## Start

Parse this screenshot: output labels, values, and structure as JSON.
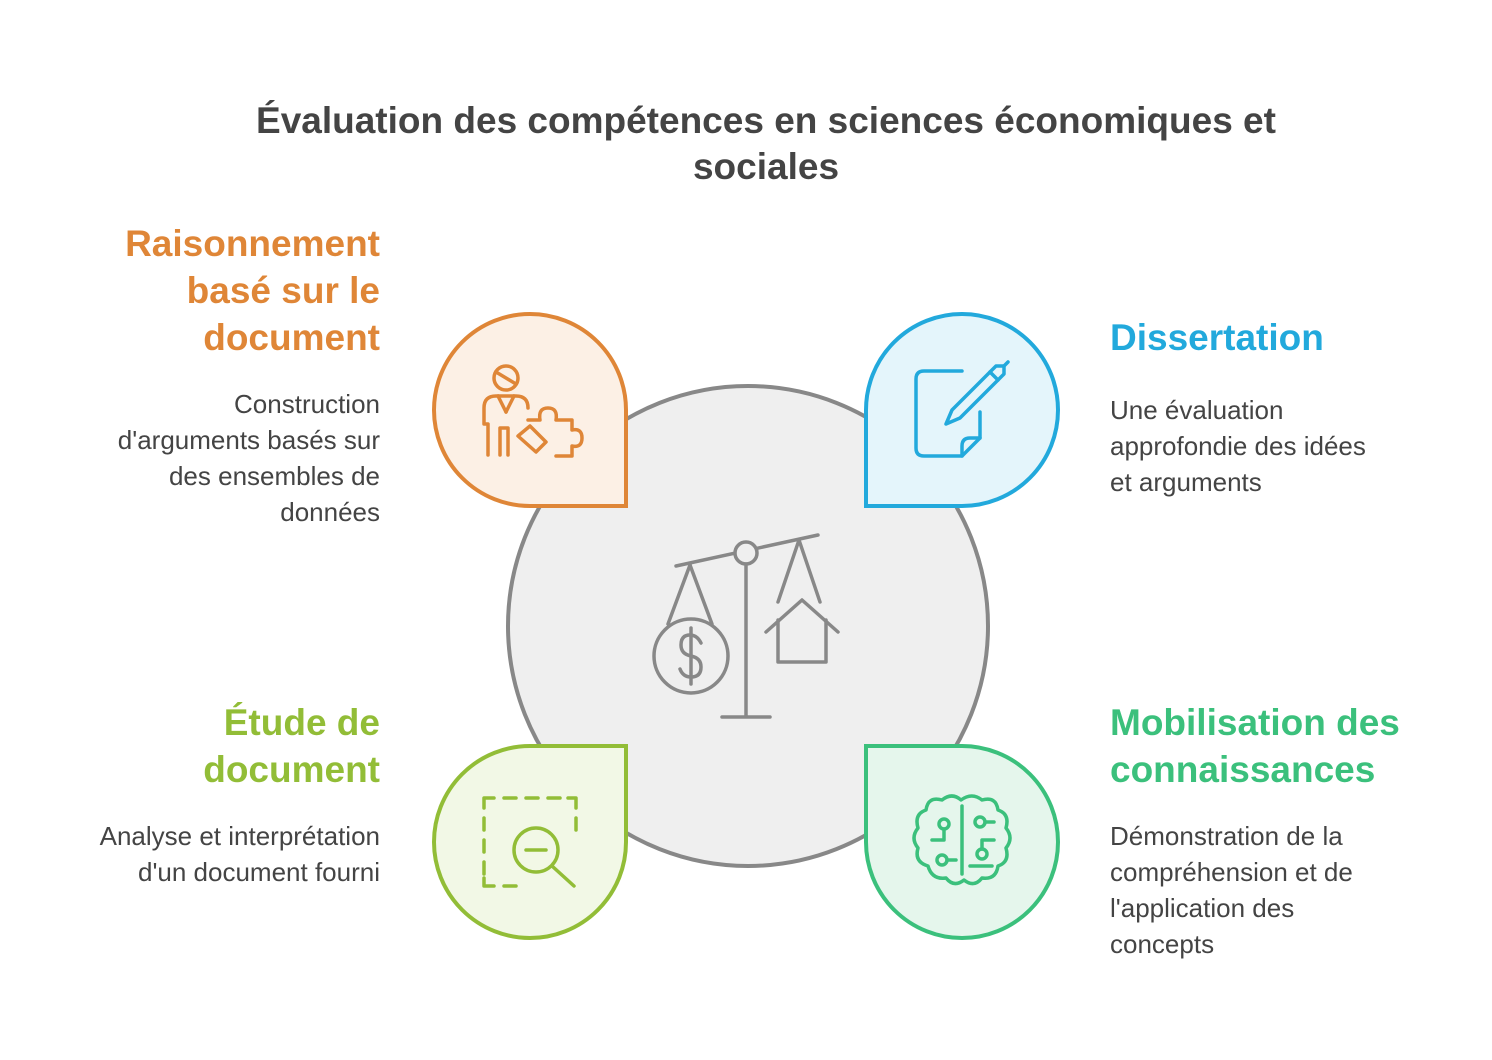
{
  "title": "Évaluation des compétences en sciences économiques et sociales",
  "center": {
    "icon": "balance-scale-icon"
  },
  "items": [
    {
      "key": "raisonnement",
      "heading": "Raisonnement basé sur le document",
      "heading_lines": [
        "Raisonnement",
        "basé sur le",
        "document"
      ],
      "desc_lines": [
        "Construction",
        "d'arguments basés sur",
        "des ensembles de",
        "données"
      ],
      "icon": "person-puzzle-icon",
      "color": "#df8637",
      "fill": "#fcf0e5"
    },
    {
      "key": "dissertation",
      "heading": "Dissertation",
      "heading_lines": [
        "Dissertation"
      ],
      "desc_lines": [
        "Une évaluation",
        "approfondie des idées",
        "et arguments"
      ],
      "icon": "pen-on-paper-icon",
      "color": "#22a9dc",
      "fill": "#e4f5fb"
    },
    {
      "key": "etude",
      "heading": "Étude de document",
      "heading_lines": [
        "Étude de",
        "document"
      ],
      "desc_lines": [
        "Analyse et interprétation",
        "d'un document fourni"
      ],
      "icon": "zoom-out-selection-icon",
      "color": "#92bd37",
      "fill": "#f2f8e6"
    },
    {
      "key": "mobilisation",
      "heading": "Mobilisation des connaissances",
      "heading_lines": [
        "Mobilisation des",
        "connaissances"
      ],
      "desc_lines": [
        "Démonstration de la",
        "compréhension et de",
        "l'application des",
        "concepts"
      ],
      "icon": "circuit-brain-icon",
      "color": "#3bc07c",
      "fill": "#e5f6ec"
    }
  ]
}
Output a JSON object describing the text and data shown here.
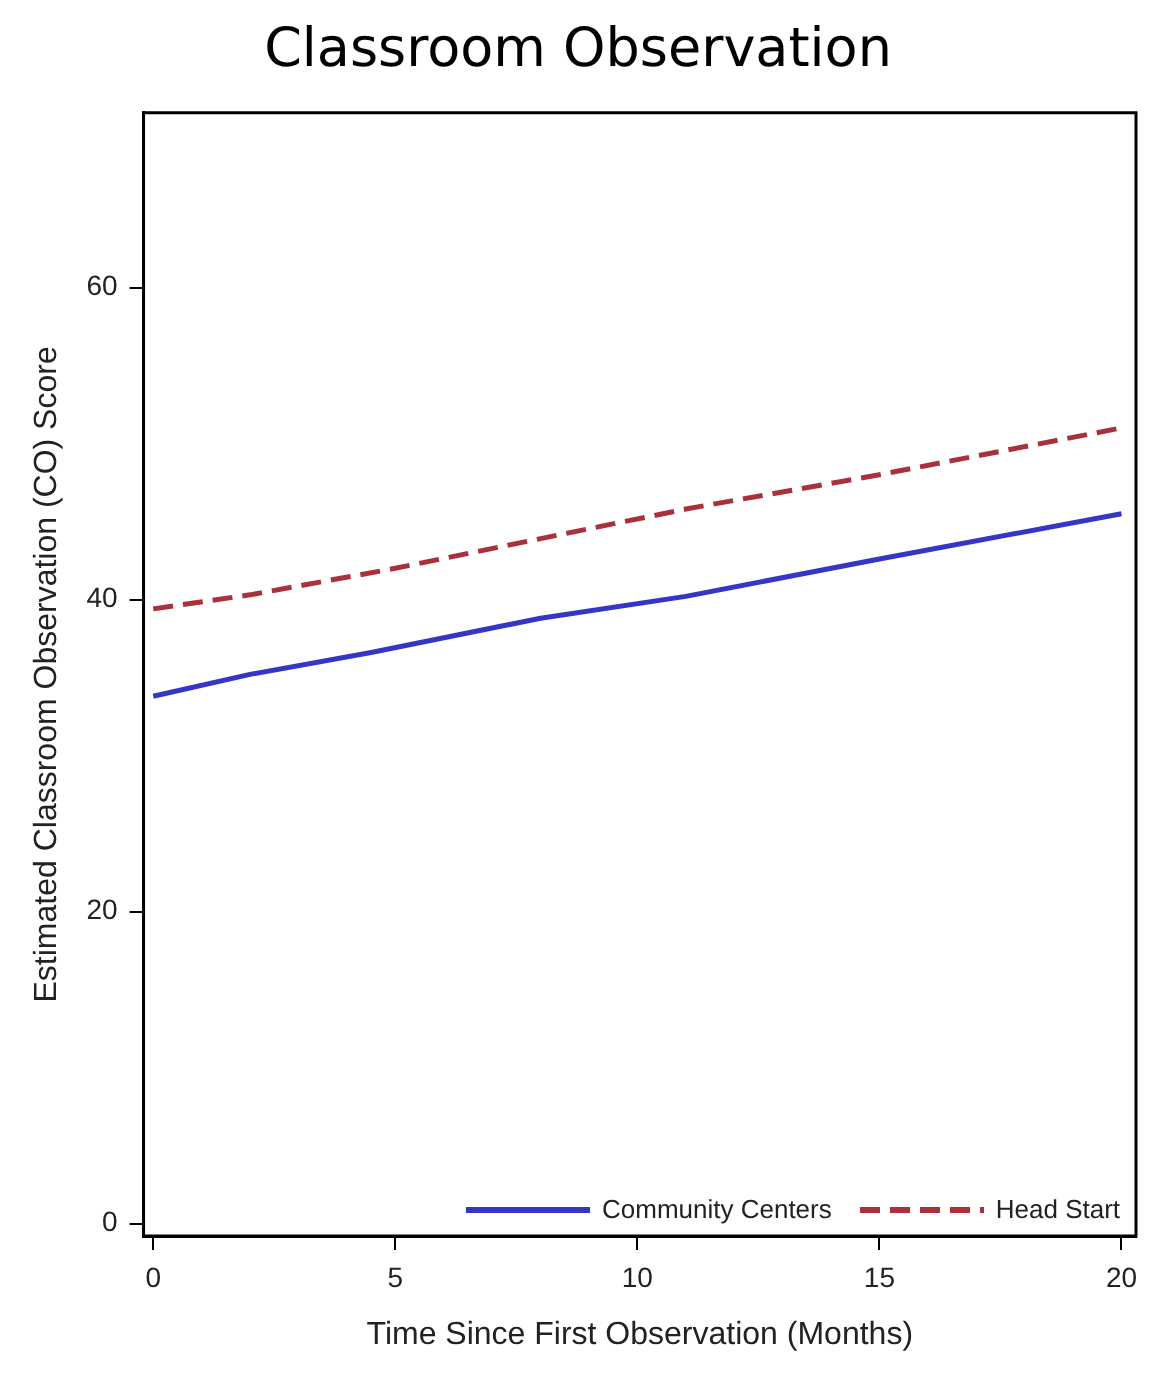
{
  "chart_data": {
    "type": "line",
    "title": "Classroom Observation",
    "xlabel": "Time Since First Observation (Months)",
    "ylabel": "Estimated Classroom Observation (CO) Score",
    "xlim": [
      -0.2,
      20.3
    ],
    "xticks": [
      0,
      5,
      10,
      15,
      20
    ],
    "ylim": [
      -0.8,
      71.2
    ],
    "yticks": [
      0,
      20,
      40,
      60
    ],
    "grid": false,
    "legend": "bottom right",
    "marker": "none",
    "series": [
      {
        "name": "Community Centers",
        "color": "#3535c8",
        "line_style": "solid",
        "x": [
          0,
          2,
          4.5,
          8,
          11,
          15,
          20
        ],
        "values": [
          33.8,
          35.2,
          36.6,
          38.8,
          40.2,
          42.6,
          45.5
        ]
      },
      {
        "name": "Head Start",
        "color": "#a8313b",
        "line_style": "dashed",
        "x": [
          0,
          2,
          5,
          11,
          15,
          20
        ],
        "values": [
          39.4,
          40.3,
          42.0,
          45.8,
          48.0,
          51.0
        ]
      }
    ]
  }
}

## End

_OBJECTIVE_
Leave the images out and output the remaining material exactly as it stands.

_TASK OUTPUT_
Parse this screenshot: output labels, values, and structure as JSON.
{
  "title": "Évaluation des compétences en sciences économiques et sociales",
  "center": {
    "icon": "balance-scale-icon"
  },
  "items": [
    {
      "key": "raisonnement",
      "heading": "Raisonnement basé sur le document",
      "heading_lines": [
        "Raisonnement",
        "basé sur le",
        "document"
      ],
      "desc_lines": [
        "Construction",
        "d'arguments basés sur",
        "des ensembles de",
        "données"
      ],
      "icon": "person-puzzle-icon",
      "color": "#df8637",
      "fill": "#fcf0e5"
    },
    {
      "key": "dissertation",
      "heading": "Dissertation",
      "heading_lines": [
        "Dissertation"
      ],
      "desc_lines": [
        "Une évaluation",
        "approfondie des idées",
        "et arguments"
      ],
      "icon": "pen-on-paper-icon",
      "color": "#22a9dc",
      "fill": "#e4f5fb"
    },
    {
      "key": "etude",
      "heading": "Étude de document",
      "heading_lines": [
        "Étude de",
        "document"
      ],
      "desc_lines": [
        "Analyse et interprétation",
        "d'un document fourni"
      ],
      "icon": "zoom-out-selection-icon",
      "color": "#92bd37",
      "fill": "#f2f8e6"
    },
    {
      "key": "mobilisation",
      "heading": "Mobilisation des connaissances",
      "heading_lines": [
        "Mobilisation des",
        "connaissances"
      ],
      "desc_lines": [
        "Démonstration de la",
        "compréhension et de",
        "l'application des",
        "concepts"
      ],
      "icon": "circuit-brain-icon",
      "color": "#3bc07c",
      "fill": "#e5f6ec"
    }
  ]
}
Output a JSON object describing the text and data shown here.
{
  "chart_data": {
    "type": "line",
    "title": "Classroom Observation",
    "xlabel": "Time Since First Observation (Months)",
    "ylabel": "Estimated Classroom Observation (CO) Score",
    "xlim": [
      -0.2,
      20.3
    ],
    "xticks": [
      0,
      5,
      10,
      15,
      20
    ],
    "ylim": [
      -0.8,
      71.2
    ],
    "yticks": [
      0,
      20,
      40,
      60
    ],
    "grid": false,
    "legend": "bottom right",
    "marker": "none",
    "series": [
      {
        "name": "Community Centers",
        "color": "#3535c8",
        "line_style": "solid",
        "x": [
          0,
          2,
          4.5,
          8,
          11,
          15,
          20
        ],
        "values": [
          33.8,
          35.2,
          36.6,
          38.8,
          40.2,
          42.6,
          45.5
        ]
      },
      {
        "name": "Head Start",
        "color": "#a8313b",
        "line_style": "dashed",
        "x": [
          0,
          2,
          5,
          11,
          15,
          20
        ],
        "values": [
          39.4,
          40.3,
          42.0,
          45.8,
          48.0,
          51.0
        ]
      }
    ]
  }
}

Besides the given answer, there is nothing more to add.